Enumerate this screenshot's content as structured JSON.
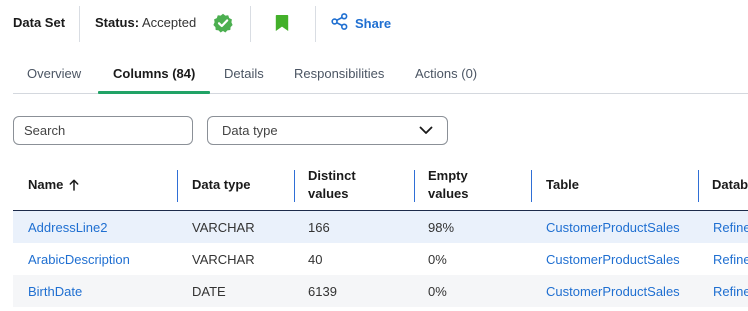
{
  "header": {
    "dataset_label": "Data Set",
    "status_prefix": "Status:",
    "status_value": "Accepted",
    "share_label": "Share"
  },
  "tabs": [
    {
      "label": "Overview"
    },
    {
      "label": "Columns (84)"
    },
    {
      "label": "Details"
    },
    {
      "label": "Responsibilities"
    },
    {
      "label": "Actions (0)"
    }
  ],
  "active_tab": "Columns (84)",
  "filters": {
    "search_placeholder": "Search",
    "data_type_placeholder": "Data type"
  },
  "table": {
    "columns": {
      "name": "Name",
      "data_type": "Data type",
      "distinct_line1": "Distinct",
      "distinct_line2": "values",
      "empty_line1": "Empty",
      "empty_line2": "values",
      "table": "Table",
      "database": "Datab"
    },
    "sort": {
      "column": "Name",
      "direction": "ascending"
    },
    "rows": [
      {
        "name": "AddressLine2",
        "data_type": "VARCHAR",
        "distinct": "166",
        "empty": "98%",
        "table": "CustomerProductSales",
        "database": "Refine"
      },
      {
        "name": "ArabicDescription",
        "data_type": "VARCHAR",
        "distinct": "40",
        "empty": "0%",
        "table": "CustomerProductSales",
        "database": "Refine"
      },
      {
        "name": "BirthDate",
        "data_type": "DATE",
        "distinct": "6139",
        "empty": "0%",
        "table": "CustomerProductSales",
        "database": "Refine"
      }
    ]
  },
  "colors": {
    "accent_green": "#21a366",
    "link_blue": "#1f6fd1",
    "status_badge": "#4caf50",
    "bookmark": "#43b02a",
    "header_divider": "#2f6fd6",
    "selected_row": "#eaf1fb"
  },
  "icons": {
    "status": "verified-check-icon",
    "bookmark": "bookmark-icon",
    "share": "share-icon",
    "sort": "arrow-up-icon",
    "dropdown": "chevron-down-icon"
  }
}
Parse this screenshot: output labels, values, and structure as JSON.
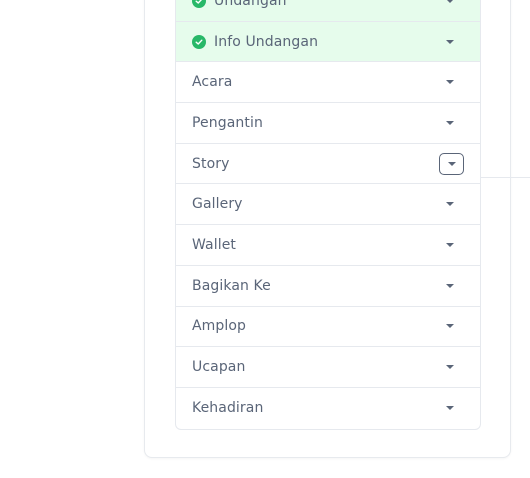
{
  "accordion": {
    "items": [
      {
        "label": "Undangan",
        "state": "completed"
      },
      {
        "label": "Info Undangan",
        "state": "completed"
      },
      {
        "label": "Acara",
        "state": "default"
      },
      {
        "label": "Pengantin",
        "state": "default"
      },
      {
        "label": "Story",
        "state": "focused"
      },
      {
        "label": "Gallery",
        "state": "default"
      },
      {
        "label": "Wallet",
        "state": "default"
      },
      {
        "label": "Bagikan Ke",
        "state": "default"
      },
      {
        "label": "Amplop",
        "state": "default"
      },
      {
        "label": "Ucapan",
        "state": "default"
      },
      {
        "label": "Kehadiran",
        "state": "default"
      }
    ]
  },
  "colors": {
    "completed_bg": "#e6fcec",
    "check": "#28b868",
    "text": "#5a6578",
    "border": "#e6e9ee"
  },
  "icons": {
    "completed": "check-circle-icon",
    "toggle": "caret-down-icon"
  }
}
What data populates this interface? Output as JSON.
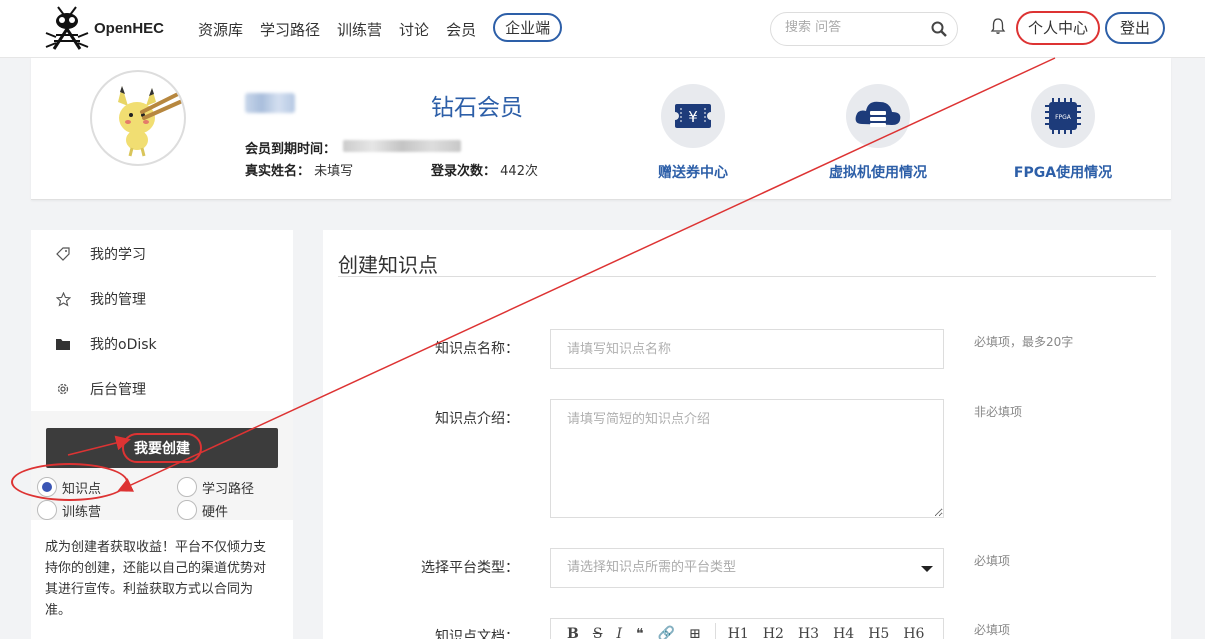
{
  "header": {
    "logo_text": "OpenHEC",
    "nav": [
      "资源库",
      "学习路径",
      "训练营",
      "讨论",
      "会员"
    ],
    "enterprise": "企业端",
    "search_placeholder": "搜索 问答",
    "user_center": "个人中心",
    "logout": "登出"
  },
  "profile": {
    "member_level": "钻石会员",
    "expire_label": "会员到期时间：",
    "realname_label": "真实姓名：",
    "realname_value": "未填写",
    "login_count_label": "登录次数：",
    "login_count_value": "442次",
    "stats": [
      "赠送券中心",
      "虚拟机使用情况",
      "FPGA使用情况"
    ]
  },
  "sidebar": {
    "items": [
      "我的学习",
      "我的管理",
      "我的oDisk",
      "后台管理"
    ],
    "create_button": "我要创建",
    "radio_options": [
      "知识点",
      "学习路径",
      "训练营",
      "硬件"
    ],
    "selected_radio": "知识点",
    "promo_text": "成为创建者获取收益！平台不仅倾力支持你的创建，还能以自己的渠道优势对其进行宣传。利益获取方式以合同为准。"
  },
  "form": {
    "title": "创建知识点",
    "fields": [
      {
        "label": "知识点名称：",
        "placeholder": "请填写知识点名称",
        "hint": "必填项，最多20字"
      },
      {
        "label": "知识点介绍：",
        "placeholder": "请填写简短的知识点介绍",
        "hint": "非必填项"
      },
      {
        "label": "选择平台类型：",
        "placeholder": "请选择知识点所需的平台类型",
        "hint": "必填项"
      },
      {
        "label": "知识点文档：",
        "hint": "必填项"
      }
    ],
    "editor_toolbar": [
      "B",
      "S",
      "I",
      "❝",
      "🔗",
      "⊞",
      "H1",
      "H2",
      "H3",
      "H4",
      "H5",
      "H6"
    ]
  },
  "colors": {
    "brand_blue": "#2d5fa8",
    "annotation_red": "#dd3333",
    "dark_button": "#3c3c3c"
  }
}
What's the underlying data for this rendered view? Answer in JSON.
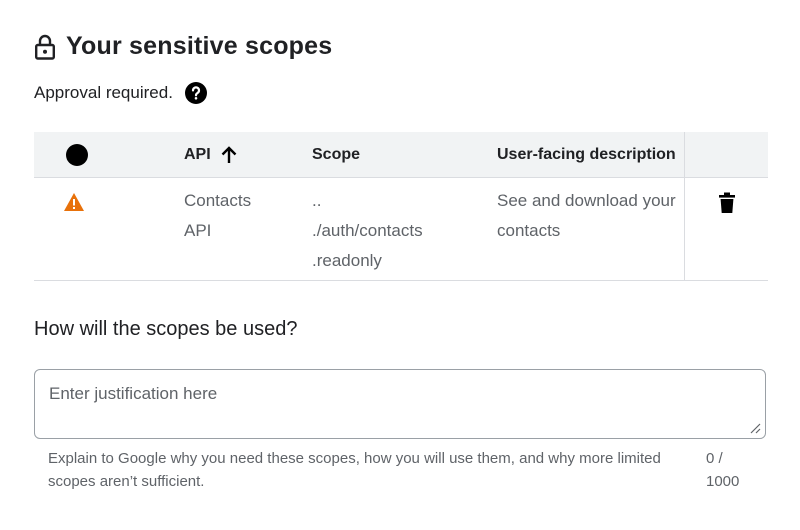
{
  "section": {
    "title": "Your sensitive scopes",
    "title_icon": "lock-icon",
    "approval_text": "Approval required.",
    "help_icon": "help-circle-icon"
  },
  "table": {
    "headers": {
      "status_icon": "status-dot-icon",
      "api": "API",
      "api_sort_icon": "arrow-up-icon",
      "scope": "Scope",
      "description": "User-facing description"
    },
    "rows": [
      {
        "status_icon": "warning-icon",
        "status_color": "#e8710a",
        "api_line1": "Contacts",
        "api_line2": "API",
        "scope_line1": "..",
        "scope_line2": "./auth/contacts",
        "scope_line3": ".readonly",
        "description_line1": "See and download your",
        "description_line2": "contacts",
        "action_icon": "delete-icon"
      }
    ]
  },
  "justification": {
    "question": "How will the scopes be used?",
    "placeholder": "Enter justification here",
    "value": "",
    "hint": "Explain to Google why you need these scopes, how you will use them, and why more limited scopes aren’t sufficient.",
    "counter_line1": "0 /",
    "counter_line2": "1000"
  }
}
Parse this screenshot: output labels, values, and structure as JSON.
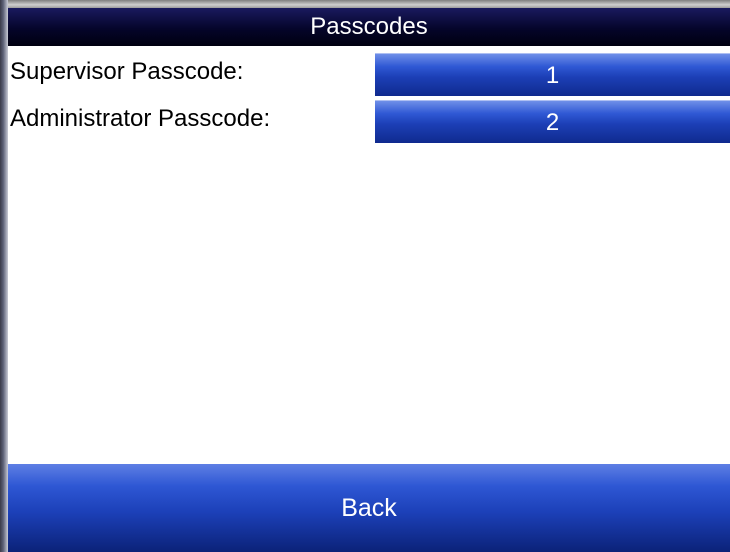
{
  "header": {
    "title": "Passcodes"
  },
  "fields": [
    {
      "label": "Supervisor Passcode:",
      "value": "1"
    },
    {
      "label": "Administrator Passcode:",
      "value": "2"
    }
  ],
  "footer": {
    "back_label": "Back"
  },
  "colors": {
    "title_bar": "#05052a",
    "button_blue": "#1c40b8",
    "text_light": "#ffffff",
    "background": "#ffffff"
  }
}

* [Do this]: Pick out every line holding the string "values" and return it.

* [Problem solution]:
      "distinct_line2": "values",
      "empty_line2": "values",
Parse this screenshot: output labels, values, and structure as JSON.
Parse this screenshot: output labels, values, and structure as JSON.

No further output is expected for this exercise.